(Entries taken from a collection)
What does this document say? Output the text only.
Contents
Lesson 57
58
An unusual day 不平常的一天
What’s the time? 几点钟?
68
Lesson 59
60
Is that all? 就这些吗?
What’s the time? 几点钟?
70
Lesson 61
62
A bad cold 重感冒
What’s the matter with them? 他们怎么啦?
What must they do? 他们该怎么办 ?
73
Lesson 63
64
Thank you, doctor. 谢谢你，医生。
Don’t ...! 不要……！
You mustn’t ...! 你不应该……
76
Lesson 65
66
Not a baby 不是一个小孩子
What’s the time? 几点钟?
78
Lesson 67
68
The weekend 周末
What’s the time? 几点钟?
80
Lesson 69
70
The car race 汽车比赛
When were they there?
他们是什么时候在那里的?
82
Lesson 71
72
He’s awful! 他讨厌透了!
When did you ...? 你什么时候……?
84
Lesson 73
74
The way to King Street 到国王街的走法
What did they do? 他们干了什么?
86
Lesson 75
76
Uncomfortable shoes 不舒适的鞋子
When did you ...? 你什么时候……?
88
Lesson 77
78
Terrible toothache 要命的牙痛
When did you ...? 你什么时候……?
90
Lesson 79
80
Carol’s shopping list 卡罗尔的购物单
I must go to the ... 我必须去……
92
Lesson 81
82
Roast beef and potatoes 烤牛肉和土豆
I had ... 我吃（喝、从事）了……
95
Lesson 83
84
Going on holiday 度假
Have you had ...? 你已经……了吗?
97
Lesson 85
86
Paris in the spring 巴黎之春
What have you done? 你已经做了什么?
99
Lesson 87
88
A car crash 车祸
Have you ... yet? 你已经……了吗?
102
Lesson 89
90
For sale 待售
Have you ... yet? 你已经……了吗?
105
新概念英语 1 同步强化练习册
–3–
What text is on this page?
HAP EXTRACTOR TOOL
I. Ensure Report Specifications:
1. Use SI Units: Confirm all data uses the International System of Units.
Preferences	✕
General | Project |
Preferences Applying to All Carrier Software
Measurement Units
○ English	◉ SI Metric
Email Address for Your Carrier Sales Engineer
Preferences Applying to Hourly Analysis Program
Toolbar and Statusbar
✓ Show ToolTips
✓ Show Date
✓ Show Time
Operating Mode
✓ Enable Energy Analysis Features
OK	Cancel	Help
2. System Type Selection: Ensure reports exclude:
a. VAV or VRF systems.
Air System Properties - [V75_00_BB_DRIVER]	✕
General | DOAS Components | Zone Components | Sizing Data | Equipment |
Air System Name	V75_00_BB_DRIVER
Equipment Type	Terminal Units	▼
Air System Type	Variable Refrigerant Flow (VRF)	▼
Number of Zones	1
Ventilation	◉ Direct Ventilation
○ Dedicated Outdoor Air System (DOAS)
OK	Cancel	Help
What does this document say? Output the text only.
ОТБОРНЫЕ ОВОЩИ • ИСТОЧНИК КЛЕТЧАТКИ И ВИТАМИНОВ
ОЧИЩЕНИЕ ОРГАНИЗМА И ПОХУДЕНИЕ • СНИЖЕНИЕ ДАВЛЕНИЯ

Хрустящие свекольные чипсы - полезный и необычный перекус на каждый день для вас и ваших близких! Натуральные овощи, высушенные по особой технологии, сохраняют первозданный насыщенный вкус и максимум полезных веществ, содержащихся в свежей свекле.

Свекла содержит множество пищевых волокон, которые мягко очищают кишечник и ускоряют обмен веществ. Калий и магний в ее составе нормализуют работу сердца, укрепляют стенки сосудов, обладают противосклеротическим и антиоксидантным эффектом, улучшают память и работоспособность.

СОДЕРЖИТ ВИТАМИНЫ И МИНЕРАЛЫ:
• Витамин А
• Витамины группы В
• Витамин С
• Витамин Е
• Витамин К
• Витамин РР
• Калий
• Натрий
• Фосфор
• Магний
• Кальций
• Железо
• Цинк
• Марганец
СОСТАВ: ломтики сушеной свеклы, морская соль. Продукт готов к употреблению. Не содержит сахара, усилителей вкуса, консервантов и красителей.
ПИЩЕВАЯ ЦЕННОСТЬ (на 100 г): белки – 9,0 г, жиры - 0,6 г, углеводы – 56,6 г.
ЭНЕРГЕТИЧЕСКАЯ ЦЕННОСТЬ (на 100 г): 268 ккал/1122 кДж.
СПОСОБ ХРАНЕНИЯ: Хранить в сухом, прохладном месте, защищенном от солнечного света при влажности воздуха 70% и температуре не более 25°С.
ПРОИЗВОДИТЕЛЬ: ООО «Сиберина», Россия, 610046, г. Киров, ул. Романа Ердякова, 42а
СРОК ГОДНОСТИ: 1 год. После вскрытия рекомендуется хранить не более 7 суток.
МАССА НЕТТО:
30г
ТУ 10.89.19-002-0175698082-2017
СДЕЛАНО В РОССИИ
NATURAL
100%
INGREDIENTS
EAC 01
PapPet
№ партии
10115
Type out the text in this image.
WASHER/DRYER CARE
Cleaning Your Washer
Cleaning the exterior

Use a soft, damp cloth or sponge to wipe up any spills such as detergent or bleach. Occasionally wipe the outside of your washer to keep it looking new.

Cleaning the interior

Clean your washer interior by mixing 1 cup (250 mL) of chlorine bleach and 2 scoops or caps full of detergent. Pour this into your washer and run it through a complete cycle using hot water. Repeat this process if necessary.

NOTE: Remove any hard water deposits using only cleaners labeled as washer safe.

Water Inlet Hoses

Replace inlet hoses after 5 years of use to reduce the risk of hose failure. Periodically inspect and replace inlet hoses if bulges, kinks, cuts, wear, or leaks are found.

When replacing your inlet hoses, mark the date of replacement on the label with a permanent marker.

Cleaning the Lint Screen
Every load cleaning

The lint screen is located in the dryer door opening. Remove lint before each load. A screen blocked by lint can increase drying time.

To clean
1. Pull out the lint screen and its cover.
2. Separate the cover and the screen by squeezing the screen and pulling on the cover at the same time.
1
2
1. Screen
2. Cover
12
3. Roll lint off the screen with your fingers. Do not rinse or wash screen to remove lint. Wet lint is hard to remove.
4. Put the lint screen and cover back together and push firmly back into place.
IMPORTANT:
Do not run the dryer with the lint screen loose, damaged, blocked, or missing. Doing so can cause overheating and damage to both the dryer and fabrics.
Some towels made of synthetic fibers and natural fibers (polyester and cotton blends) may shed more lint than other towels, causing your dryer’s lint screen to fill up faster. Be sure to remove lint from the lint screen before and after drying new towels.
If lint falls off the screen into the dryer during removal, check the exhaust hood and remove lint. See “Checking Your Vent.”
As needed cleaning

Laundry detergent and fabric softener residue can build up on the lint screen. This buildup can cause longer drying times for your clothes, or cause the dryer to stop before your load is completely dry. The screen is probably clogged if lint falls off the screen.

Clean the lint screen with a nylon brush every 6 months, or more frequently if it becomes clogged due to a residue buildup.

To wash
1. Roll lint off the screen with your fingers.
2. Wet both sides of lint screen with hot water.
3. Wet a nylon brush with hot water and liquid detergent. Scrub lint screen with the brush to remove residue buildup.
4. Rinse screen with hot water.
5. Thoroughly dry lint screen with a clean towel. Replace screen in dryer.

Directions for this task: Extract the complete listing above, reproducing each line exactly.

The completed task:
What does this document say? Output the text only.
Contents
Lesson 57
58
An unusual day 不平常的一天
What’s the time? 几点钟?
68
Lesson 59
60
Is that all? 就这些吗?
What’s the time? 几点钟?
70
Lesson 61
62
A bad cold 重感冒
What’s the matter with them? 他们怎么啦?
What must they do? 他们该怎么办 ?
73
Lesson 63
64
Thank you, doctor. 谢谢你，医生。
Don’t ...! 不要……！
You mustn’t ...! 你不应该……
76
Lesson 65
66
Not a baby 不是一个小孩子
What’s the time? 几点钟?
78
Lesson 67
68
The weekend 周末
What’s the time? 几点钟?
80
Lesson 69
70
The car race 汽车比赛
When were they there?
他们是什么时候在那里的?
82
Lesson 71
72
He’s awful! 他讨厌透了!
When did you ...? 你什么时候……?
84
Lesson 73
74
The way to King Street 到国王街的走法
What did they do? 他们干了什么?
86
Lesson 75
76
Uncomfortable shoes 不舒适的鞋子
When did you ...? 你什么时候……?
88
Lesson 77
78
Terrible toothache 要命的牙痛
When did you ...? 你什么时候……?
90
Lesson 79
80
Carol’s shopping list 卡罗尔的购物单
I must go to the ... 我必须去……
92
Lesson 81
82
Roast beef and potatoes 烤牛肉和土豆
I had ... 我吃（喝、从事）了……
95
Lesson 83
84
Going on holiday 度假
Have you had ...? 你已经……了吗?
97
Lesson 85
86
Paris in the spring 巴黎之春
What have you done? 你已经做了什么?
99
Lesson 87
88
A car crash 车祸
Have you ... yet? 你已经……了吗?
102
Lesson 89
90
For sale 待售
Have you ... yet? 你已经……了吗?
105
新概念英语 1 同步强化练习册
–3–
What text is on this page?
HAP EXTRACTOR TOOL
I. Ensure Report Specifications:
1. Use SI Units: Confirm all data uses the International System of Units.
Preferences	✕
General | Project |
Preferences Applying to All Carrier Software
Measurement Units
○ English	◉ SI Metric
Email Address for Your Carrier Sales Engineer
Preferences Applying to Hourly Analysis Program
Toolbar and Statusbar
✓ Show ToolTips
✓ Show Date
✓ Show Time
Operating Mode
✓ Enable Energy Analysis Features
OK	Cancel	Help
2. System Type Selection: Ensure reports exclude:
a. VAV or VRF systems.
Air System Properties - [V75_00_BB_DRIVER]	✕
General | DOAS Components | Zone Components | Sizing Data | Equipment |
Air System Name	V75_00_BB_DRIVER
Equipment Type	Terminal Units	▼
Air System Type	Variable Refrigerant Flow (VRF)	▼
Number of Zones	1
Ventilation	◉ Direct Ventilation
○ Dedicated Outdoor Air System (DOAS)
OK	Cancel	Help
What does this document say? Output the text only.
ОТБОРНЫЕ ОВОЩИ • ИСТОЧНИК КЛЕТЧАТКИ И ВИТАМИНОВ
ОЧИЩЕНИЕ ОРГАНИЗМА И ПОХУДЕНИЕ • СНИЖЕНИЕ ДАВЛЕНИЯ

Хрустящие свекольные чипсы - полезный и необычный перекус на каждый день для вас и ваших близких! Натуральные овощи, высушенные по особой технологии, сохраняют первозданный насыщенный вкус и максимум полезных веществ, содержащихся в свежей свекле.

Свекла содержит множество пищевых волокон, которые мягко очищают кишечник и ускоряют обмен веществ. Калий и магний в ее составе нормализуют работу сердца, укрепляют стенки сосудов, обладают противосклеротическим и антиоксидантным эффектом, улучшают память и работоспособность.

СОДЕРЖИТ ВИТАМИНЫ И МИНЕРАЛЫ:
• Витамин А
• Витамины группы В
• Витамин С
• Витамин Е
• Витамин К
• Витамин РР
• Калий
• Натрий
• Фосфор
• Магний
• Кальций
• Железо
• Цинк
• Марганец
СОСТАВ: ломтики сушеной свеклы, морская соль. Продукт готов к употреблению. Не содержит сахара, усилителей вкуса, консервантов и красителей.
ПИЩЕВАЯ ЦЕННОСТЬ (на 100 г): белки – 9,0 г, жиры - 0,6 г, углеводы – 56,6 г.
ЭНЕРГЕТИЧЕСКАЯ ЦЕННОСТЬ (на 100 г): 268 ккал/1122 кДж.
СПОСОБ ХРАНЕНИЯ: Хранить в сухом, прохладном месте, защищенном от солнечного света при влажности воздуха 70% и температуре не более 25°С.
ПРОИЗВОДИТЕЛЬ: ООО «Сиберина», Россия, 610046, г. Киров, ул. Романа Ердякова, 42а
СРОК ГОДНОСТИ: 1 год. После вскрытия рекомендуется хранить не более 7 суток.
МАССА НЕТТО:
30г
ТУ 10.89.19-002-0175698082-2017
СДЕЛАНО В РОССИИ
NATURAL
100%
INGREDIENTS
EAC 01
PapPet
№ партии
10115
Type out the text in this image.
WASHER/DRYER CARE
Cleaning Your Washer
Cleaning the exterior

Use a soft, damp cloth or sponge to wipe up any spills such as detergent or bleach. Occasionally wipe the outside of your washer to keep it looking new.

Cleaning the interior

Clean your washer interior by mixing 1 cup (250 mL) of chlorine bleach and 2 scoops or caps full of detergent. Pour this into your washer and run it through a complete cycle using hot water. Repeat this process if necessary.

NOTE: Remove any hard water deposits using only cleaners labeled as washer safe.

Water Inlet Hoses

Replace inlet hoses after 5 years of use to reduce the risk of hose failure. Periodically inspect and replace inlet hoses if bulges, kinks, cuts, wear, or leaks are found.

When replacing your inlet hoses, mark the date of replacement on the label with a permanent marker.

Cleaning the Lint Screen
Every load cleaning

The lint screen is located in the dryer door opening. Remove lint before each load. A screen blocked by lint can increase drying time.

To clean
1. Pull out the lint screen and its cover.
2. Separate the cover and the screen by squeezing the screen and pulling on the cover at the same time.
1
2
1. Screen
2. Cover
12
3. Roll lint off the screen with your fingers. Do not rinse or wash screen to remove lint. Wet lint is hard to remove.
4. Put the lint screen and cover back together and push firmly back into place.
IMPORTANT:
Do not run the dryer with the lint screen loose, damaged, blocked, or missing. Doing so can cause overheating and damage to both the dryer and fabrics.
Some towels made of synthetic fibers and natural fibers (polyester and cotton blends) may shed more lint than other towels, causing your dryer’s lint screen to fill up faster. Be sure to remove lint from the lint screen before and after drying new towels.
If lint falls off the screen into the dryer during removal, check the exhaust hood and remove lint. See “Checking Your Vent.”
As needed cleaning

Laundry detergent and fabric softener residue can build up on the lint screen. This buildup can cause longer drying times for your clothes, or cause the dryer to stop before your load is completely dry. The screen is probably clogged if lint falls off the screen.

Clean the lint screen with a nylon brush every 6 months, or more frequently if it becomes clogged due to a residue buildup.

To wash
1. Roll lint off the screen with your fingers.
2. Wet both sides of lint screen with hot water.
3. Wet a nylon brush with hot water and liquid detergent. Scrub lint screen with the brush to remove residue buildup.
4. Rinse screen with hot water.
5. Thoroughly dry lint screen with a clean towel. Replace screen in dryer.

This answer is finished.